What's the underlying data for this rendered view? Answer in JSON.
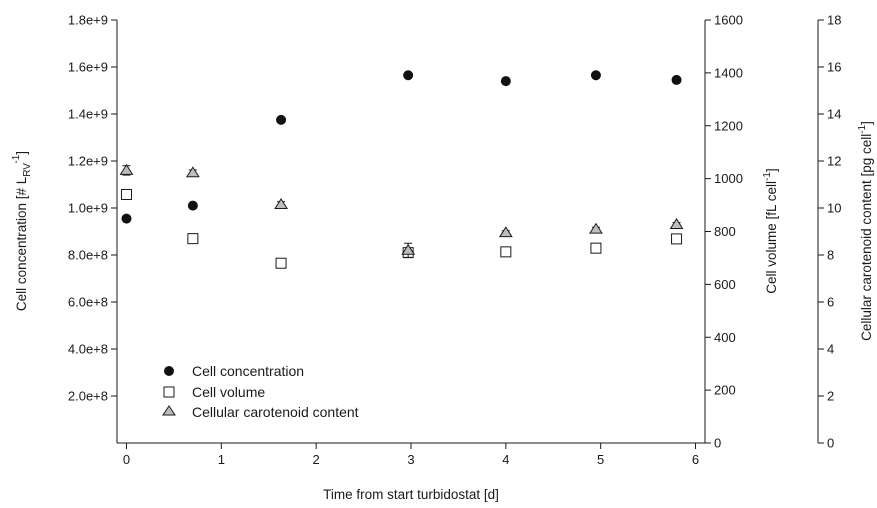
{
  "chart_data": {
    "type": "scatter",
    "title": "",
    "xlabel": "Time from start turbidostat [d]",
    "xlim": [
      -0.1,
      6.1
    ],
    "xticks": [
      "0",
      "1",
      "2",
      "3",
      "4",
      "5",
      "6"
    ],
    "xtick_values": [
      0,
      1,
      2,
      3,
      4,
      5,
      6
    ],
    "axes": {
      "left": {
        "label": "Cell concentration [# L",
        "label_sub": "RV",
        "label_sup": "-1",
        "label_end": "]",
        "ylim": [
          0,
          1800000000
        ],
        "ticks": [
          "2.0e+8",
          "4.0e+8",
          "6.0e+8",
          "8.0e+8",
          "1.0e+9",
          "1.2e+9",
          "1.4e+9",
          "1.6e+9",
          "1.8e+9"
        ],
        "tick_values": [
          200000000,
          400000000,
          600000000,
          800000000,
          1000000000,
          1200000000,
          1400000000,
          1600000000,
          1800000000
        ]
      },
      "right1": {
        "label": "Cell volume [fL cell",
        "label_sup": "-1",
        "label_end": "]",
        "ylim": [
          0,
          1600
        ],
        "ticks": [
          "0",
          "200",
          "400",
          "600",
          "800",
          "1000",
          "1200",
          "1400",
          "1600"
        ],
        "tick_values": [
          0,
          200,
          400,
          600,
          800,
          1000,
          1200,
          1400,
          1600
        ]
      },
      "right2": {
        "label": "Cellular carotenoid content [pg cell",
        "label_sup": "-1",
        "label_end": "]",
        "ylim": [
          0,
          18
        ],
        "ticks": [
          "0",
          "2",
          "4",
          "6",
          "8",
          "10",
          "12",
          "14",
          "16",
          "18"
        ],
        "tick_values": [
          0,
          2,
          4,
          6,
          8,
          10,
          12,
          14,
          16,
          18
        ]
      }
    },
    "series": [
      {
        "name": "Cell concentration",
        "axis": "left",
        "marker": "filled-circle",
        "x": [
          0,
          0.7,
          1.63,
          2.97,
          4.0,
          4.95,
          5.8
        ],
        "y": [
          955000000,
          1010000000,
          1375000000,
          1565000000,
          1540000000,
          1565000000,
          1545000000
        ],
        "err": [
          0,
          0,
          0,
          0,
          0,
          0,
          0
        ]
      },
      {
        "name": "Cell volume",
        "axis": "right1",
        "marker": "open-square",
        "x": [
          0,
          0.7,
          1.63,
          2.97,
          4.0,
          4.95,
          5.8
        ],
        "y": [
          940,
          773,
          680,
          720,
          723,
          737,
          772
        ],
        "err": [
          0,
          0,
          0,
          0,
          0,
          0,
          0
        ]
      },
      {
        "name": "Cellular carotenoid content",
        "axis": "right2",
        "marker": "gray-triangle",
        "x": [
          0,
          0.7,
          1.63,
          2.97,
          4.0,
          4.95,
          5.8
        ],
        "y": [
          11.6,
          11.5,
          10.15,
          8.2,
          8.95,
          9.1,
          9.3
        ],
        "err": [
          0.2,
          0.12,
          0.12,
          0.3,
          0.08,
          0.08,
          0.08
        ]
      }
    ],
    "legend": {
      "placement": "bottom-left",
      "entries": [
        "Cell concentration",
        "Cell volume",
        "Cellular carotenoid content"
      ]
    },
    "grid": false,
    "colors": {
      "axis": "#1a1a1a",
      "filled": "#111111",
      "triangle_fill": "#bdbdbd",
      "square_fill": "#ffffff"
    }
  }
}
++++++
• **Task instructions**
Write every record out again exactly; no pictures belong in the copy.

• **In response**
What's the underlying data for this rendered view? Answer in JSON.
{
  "chart_data": {
    "type": "scatter",
    "title": "",
    "xlabel": "Time from start turbidostat [d]",
    "xlim": [
      -0.1,
      6.1
    ],
    "xticks": [
      "0",
      "1",
      "2",
      "3",
      "4",
      "5",
      "6"
    ],
    "xtick_values": [
      0,
      1,
      2,
      3,
      4,
      5,
      6
    ],
    "axes": {
      "left": {
        "label": "Cell concentration [# L",
        "label_sub": "RV",
        "label_sup": "-1",
        "label_end": "]",
        "ylim": [
          0,
          1800000000
        ],
        "ticks": [
          "2.0e+8",
          "4.0e+8",
          "6.0e+8",
          "8.0e+8",
          "1.0e+9",
          "1.2e+9",
          "1.4e+9",
          "1.6e+9",
          "1.8e+9"
        ],
        "tick_values": [
          200000000,
          400000000,
          600000000,
          800000000,
          1000000000,
          1200000000,
          1400000000,
          1600000000,
          1800000000
        ]
      },
      "right1": {
        "label": "Cell volume [fL cell",
        "label_sup": "-1",
        "label_end": "]",
        "ylim": [
          0,
          1600
        ],
        "ticks": [
          "0",
          "200",
          "400",
          "600",
          "800",
          "1000",
          "1200",
          "1400",
          "1600"
        ],
        "tick_values": [
          0,
          200,
          400,
          600,
          800,
          1000,
          1200,
          1400,
          1600
        ]
      },
      "right2": {
        "label": "Cellular carotenoid content [pg cell",
        "label_sup": "-1",
        "label_end": "]",
        "ylim": [
          0,
          18
        ],
        "ticks": [
          "0",
          "2",
          "4",
          "6",
          "8",
          "10",
          "12",
          "14",
          "16",
          "18"
        ],
        "tick_values": [
          0,
          2,
          4,
          6,
          8,
          10,
          12,
          14,
          16,
          18
        ]
      }
    },
    "series": [
      {
        "name": "Cell concentration",
        "axis": "left",
        "marker": "filled-circle",
        "x": [
          0,
          0.7,
          1.63,
          2.97,
          4.0,
          4.95,
          5.8
        ],
        "y": [
          955000000,
          1010000000,
          1375000000,
          1565000000,
          1540000000,
          1565000000,
          1545000000
        ],
        "err": [
          0,
          0,
          0,
          0,
          0,
          0,
          0
        ]
      },
      {
        "name": "Cell volume",
        "axis": "right1",
        "marker": "open-square",
        "x": [
          0,
          0.7,
          1.63,
          2.97,
          4.0,
          4.95,
          5.8
        ],
        "y": [
          940,
          773,
          680,
          720,
          723,
          737,
          772
        ],
        "err": [
          0,
          0,
          0,
          0,
          0,
          0,
          0
        ]
      },
      {
        "name": "Cellular carotenoid content",
        "axis": "right2",
        "marker": "gray-triangle",
        "x": [
          0,
          0.7,
          1.63,
          2.97,
          4.0,
          4.95,
          5.8
        ],
        "y": [
          11.6,
          11.5,
          10.15,
          8.2,
          8.95,
          9.1,
          9.3
        ],
        "err": [
          0.2,
          0.12,
          0.12,
          0.3,
          0.08,
          0.08,
          0.08
        ]
      }
    ],
    "legend": {
      "placement": "bottom-left",
      "entries": [
        "Cell concentration",
        "Cell volume",
        "Cellular carotenoid content"
      ]
    },
    "grid": false,
    "colors": {
      "axis": "#1a1a1a",
      "filled": "#111111",
      "triangle_fill": "#bdbdbd",
      "square_fill": "#ffffff"
    }
  }
}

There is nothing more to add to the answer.